*SHORT PROBLEM*
Please quote every line word for word.

— BEGIN RECORDS SHOWN —

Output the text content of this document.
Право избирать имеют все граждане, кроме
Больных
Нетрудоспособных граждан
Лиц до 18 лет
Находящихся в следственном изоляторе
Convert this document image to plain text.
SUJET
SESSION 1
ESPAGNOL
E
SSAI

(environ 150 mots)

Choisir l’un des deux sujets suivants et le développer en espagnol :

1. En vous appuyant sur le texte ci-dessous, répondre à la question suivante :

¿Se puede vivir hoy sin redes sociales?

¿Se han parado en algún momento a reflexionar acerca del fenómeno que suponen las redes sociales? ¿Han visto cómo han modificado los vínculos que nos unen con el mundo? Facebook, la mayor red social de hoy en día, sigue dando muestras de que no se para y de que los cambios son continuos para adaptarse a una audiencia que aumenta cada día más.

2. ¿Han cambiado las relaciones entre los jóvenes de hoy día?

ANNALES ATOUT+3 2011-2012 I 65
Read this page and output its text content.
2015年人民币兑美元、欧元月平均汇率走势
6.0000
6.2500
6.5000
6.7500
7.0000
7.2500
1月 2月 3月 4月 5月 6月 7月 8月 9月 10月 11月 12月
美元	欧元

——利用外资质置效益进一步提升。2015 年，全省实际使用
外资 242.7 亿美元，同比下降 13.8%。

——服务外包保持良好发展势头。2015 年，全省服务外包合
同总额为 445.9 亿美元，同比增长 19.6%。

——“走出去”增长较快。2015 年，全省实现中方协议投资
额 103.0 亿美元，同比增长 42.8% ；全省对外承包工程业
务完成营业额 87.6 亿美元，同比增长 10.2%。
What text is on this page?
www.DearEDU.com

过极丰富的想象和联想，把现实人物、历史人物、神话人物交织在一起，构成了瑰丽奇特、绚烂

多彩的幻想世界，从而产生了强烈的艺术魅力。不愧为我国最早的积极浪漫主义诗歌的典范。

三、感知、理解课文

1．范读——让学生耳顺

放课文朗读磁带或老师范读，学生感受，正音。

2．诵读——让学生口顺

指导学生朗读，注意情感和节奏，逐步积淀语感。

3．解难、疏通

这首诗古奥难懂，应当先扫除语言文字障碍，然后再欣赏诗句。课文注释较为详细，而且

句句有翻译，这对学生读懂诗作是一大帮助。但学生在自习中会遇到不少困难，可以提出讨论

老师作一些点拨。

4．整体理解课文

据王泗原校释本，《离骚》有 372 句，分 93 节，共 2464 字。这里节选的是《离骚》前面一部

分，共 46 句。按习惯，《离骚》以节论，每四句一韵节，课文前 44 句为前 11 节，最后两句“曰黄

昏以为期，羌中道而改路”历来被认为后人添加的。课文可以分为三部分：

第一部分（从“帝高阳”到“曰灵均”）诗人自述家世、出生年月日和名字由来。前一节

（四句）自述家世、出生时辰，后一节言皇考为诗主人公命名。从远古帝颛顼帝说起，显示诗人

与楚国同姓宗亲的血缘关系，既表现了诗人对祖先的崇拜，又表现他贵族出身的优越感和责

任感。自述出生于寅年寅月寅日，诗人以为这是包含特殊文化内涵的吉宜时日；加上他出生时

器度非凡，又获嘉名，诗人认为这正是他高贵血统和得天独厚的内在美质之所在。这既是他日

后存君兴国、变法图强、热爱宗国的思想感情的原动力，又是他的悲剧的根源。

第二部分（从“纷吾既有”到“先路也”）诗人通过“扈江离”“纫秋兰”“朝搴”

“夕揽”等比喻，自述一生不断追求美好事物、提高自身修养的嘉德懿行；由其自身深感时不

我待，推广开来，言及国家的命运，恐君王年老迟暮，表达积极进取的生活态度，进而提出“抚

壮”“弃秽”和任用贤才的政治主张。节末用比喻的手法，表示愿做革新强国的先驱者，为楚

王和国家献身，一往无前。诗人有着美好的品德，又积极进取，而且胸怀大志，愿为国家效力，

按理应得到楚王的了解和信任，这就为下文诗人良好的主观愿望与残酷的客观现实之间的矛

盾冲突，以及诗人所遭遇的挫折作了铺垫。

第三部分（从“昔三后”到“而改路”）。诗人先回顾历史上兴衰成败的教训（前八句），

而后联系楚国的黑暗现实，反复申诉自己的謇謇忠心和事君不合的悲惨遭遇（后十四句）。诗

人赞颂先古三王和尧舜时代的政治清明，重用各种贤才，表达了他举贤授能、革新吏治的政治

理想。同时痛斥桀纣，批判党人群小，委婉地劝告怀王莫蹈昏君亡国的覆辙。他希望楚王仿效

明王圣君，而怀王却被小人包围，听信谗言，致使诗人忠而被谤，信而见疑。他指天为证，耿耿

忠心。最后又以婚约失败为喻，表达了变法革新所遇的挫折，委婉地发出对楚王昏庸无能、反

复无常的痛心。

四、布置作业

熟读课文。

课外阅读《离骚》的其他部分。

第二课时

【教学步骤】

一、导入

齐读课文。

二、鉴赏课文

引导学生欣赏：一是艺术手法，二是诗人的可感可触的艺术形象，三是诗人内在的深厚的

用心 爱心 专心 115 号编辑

— END RECORDS SHOWN —

*TASK RESULT*
Output the text content of this document.
Право избирать имеют все граждане, кроме
Больных
Нетрудоспособных граждан
Лиц до 18 лет
Находящихся в следственном изоляторе
Convert this document image to plain text.
SUJET
SESSION 1
ESPAGNOL
E
SSAI

(environ 150 mots)

Choisir l’un des deux sujets suivants et le développer en espagnol :

1. En vous appuyant sur le texte ci-dessous, répondre à la question suivante :

¿Se puede vivir hoy sin redes sociales?

¿Se han parado en algún momento a reflexionar acerca del fenómeno que suponen las redes sociales? ¿Han visto cómo han modificado los vínculos que nos unen con el mundo? Facebook, la mayor red social de hoy en día, sigue dando muestras de que no se para y de que los cambios son continuos para adaptarse a una audiencia que aumenta cada día más.

2. ¿Han cambiado las relaciones entre los jóvenes de hoy día?

ANNALES ATOUT+3 2011-2012 I 65
Read this page and output its text content.
2015年人民币兑美元、欧元月平均汇率走势
6.0000
6.2500
6.5000
6.7500
7.0000
7.2500
1月 2月 3月 4月 5月 6月 7月 8月 9月 10月 11月 12月
美元	欧元

——利用外资质置效益进一步提升。2015 年，全省实际使用
外资 242.7 亿美元，同比下降 13.8%。

——服务外包保持良好发展势头。2015 年，全省服务外包合
同总额为 445.9 亿美元，同比增长 19.6%。

——“走出去”增长较快。2015 年，全省实现中方协议投资
额 103.0 亿美元，同比增长 42.8% ；全省对外承包工程业
务完成营业额 87.6 亿美元，同比增长 10.2%。
What text is on this page?
www.DearEDU.com

过极丰富的想象和联想，把现实人物、历史人物、神话人物交织在一起，构成了瑰丽奇特、绚烂

多彩的幻想世界，从而产生了强烈的艺术魅力。不愧为我国最早的积极浪漫主义诗歌的典范。

三、感知、理解课文

1．范读——让学生耳顺

放课文朗读磁带或老师范读，学生感受，正音。

2．诵读——让学生口顺

指导学生朗读，注意情感和节奏，逐步积淀语感。

3．解难、疏通

这首诗古奥难懂，应当先扫除语言文字障碍，然后再欣赏诗句。课文注释较为详细，而且

句句有翻译，这对学生读懂诗作是一大帮助。但学生在自习中会遇到不少困难，可以提出讨论

老师作一些点拨。

4．整体理解课文

据王泗原校释本，《离骚》有 372 句，分 93 节，共 2464 字。这里节选的是《离骚》前面一部

分，共 46 句。按习惯，《离骚》以节论，每四句一韵节，课文前 44 句为前 11 节，最后两句“曰黄

昏以为期，羌中道而改路”历来被认为后人添加的。课文可以分为三部分：

第一部分（从“帝高阳”到“曰灵均”）诗人自述家世、出生年月日和名字由来。前一节

（四句）自述家世、出生时辰，后一节言皇考为诗主人公命名。从远古帝颛顼帝说起，显示诗人

与楚国同姓宗亲的血缘关系，既表现了诗人对祖先的崇拜，又表现他贵族出身的优越感和责

任感。自述出生于寅年寅月寅日，诗人以为这是包含特殊文化内涵的吉宜时日；加上他出生时

器度非凡，又获嘉名，诗人认为这正是他高贵血统和得天独厚的内在美质之所在。这既是他日

后存君兴国、变法图强、热爱宗国的思想感情的原动力，又是他的悲剧的根源。

第二部分（从“纷吾既有”到“先路也”）诗人通过“扈江离”“纫秋兰”“朝搴”

“夕揽”等比喻，自述一生不断追求美好事物、提高自身修养的嘉德懿行；由其自身深感时不

我待，推广开来，言及国家的命运，恐君王年老迟暮，表达积极进取的生活态度，进而提出“抚

壮”“弃秽”和任用贤才的政治主张。节末用比喻的手法，表示愿做革新强国的先驱者，为楚

王和国家献身，一往无前。诗人有着美好的品德，又积极进取，而且胸怀大志，愿为国家效力，

按理应得到楚王的了解和信任，这就为下文诗人良好的主观愿望与残酷的客观现实之间的矛

盾冲突，以及诗人所遭遇的挫折作了铺垫。

第三部分（从“昔三后”到“而改路”）。诗人先回顾历史上兴衰成败的教训（前八句），

而后联系楚国的黑暗现实，反复申诉自己的謇謇忠心和事君不合的悲惨遭遇（后十四句）。诗

人赞颂先古三王和尧舜时代的政治清明，重用各种贤才，表达了他举贤授能、革新吏治的政治

理想。同时痛斥桀纣，批判党人群小，委婉地劝告怀王莫蹈昏君亡国的覆辙。他希望楚王仿效

明王圣君，而怀王却被小人包围，听信谗言，致使诗人忠而被谤，信而见疑。他指天为证，耿耿

忠心。最后又以婚约失败为喻，表达了变法革新所遇的挫折，委婉地发出对楚王昏庸无能、反

复无常的痛心。

四、布置作业

熟读课文。

课外阅读《离骚》的其他部分。

第二课时

【教学步骤】

一、导入

齐读课文。

二、鉴赏课文

引导学生欣赏：一是艺术手法，二是诗人的可感可触的艺术形象，三是诗人内在的深厚的

用心 爱心 专心 115 号编辑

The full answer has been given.